▶ **STATED TASK**
Reproduce the passage about ragging at a university word for word, from "Thereafter, the son" to "his father said.", inclusive.

▶ **PASSAGE SHOWN**
**********
That same day seniors had halted the water connection to the hostel bathrooms. “Freshers had been woken up at 1 a.m. and ragged. The staff warden, who was in a room close by had not even come to look into it,” he added.
Thereafter, the son visited his parents in Gampaha and returned to the university after a week. On the day he returned, on his way to the canteen, seniors approached him and took him to the seniors’ hostel. The seniors slapped the fresher on both cheeks, beat him on his back and asked him to undress, to which he refused. “He was pulled by the collar. There are nail marks on his neck. The buttons of his shirt have been ripped off. He has been beaten severely,” his father said.
Unable to bear the assault, the son fainted and regained consciousness after about fifteen minutes. The seniors scolded him saying he was pretending. He fainted once again and was kicked. “Hearing footsteps, they pushed my son out of the dormitory. He had walked out of the university with difficulty, passing a security guard as well. He took a bus home,” said the father. Wickramasinghe said his son pleaded with him not to complain to the police, as his peers could be ragged even more as a result of it.
**********
▶ **DATASET SECTION**
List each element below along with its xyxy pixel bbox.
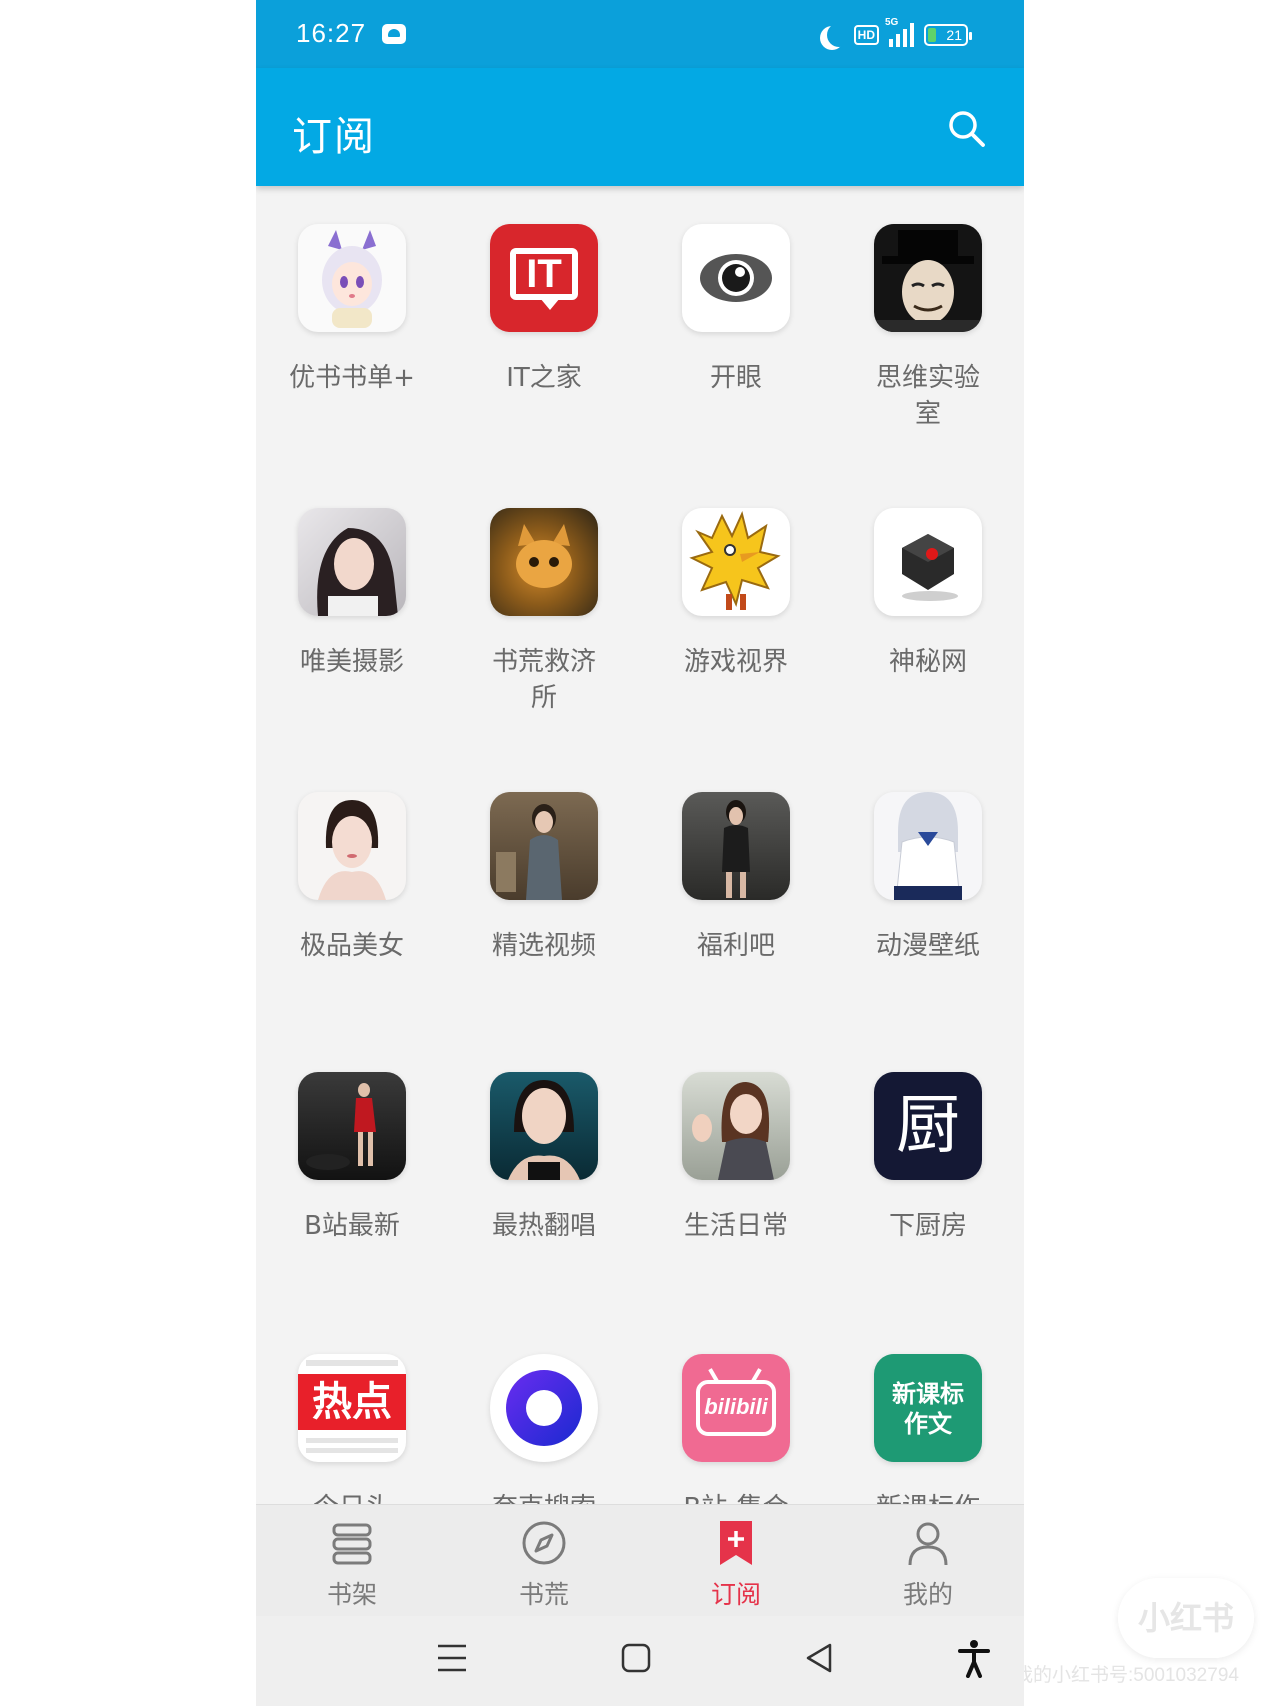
**********
▶ **CORRECT OUTPUT**
Thereafter, the son visited his parents in Gampaha and returned to the university after a week. On the day he returned, on his way to the canteen, seniors approached him and took him to the seniors’ hostel. The seniors slapped the fresher on both cheeks, beat him on his back and asked him to undress, to which he refused. “He was pulled by the collar. There are nail marks on his neck. The buttons of his shirt have been ripped off. He has been beaten severely,” his father said.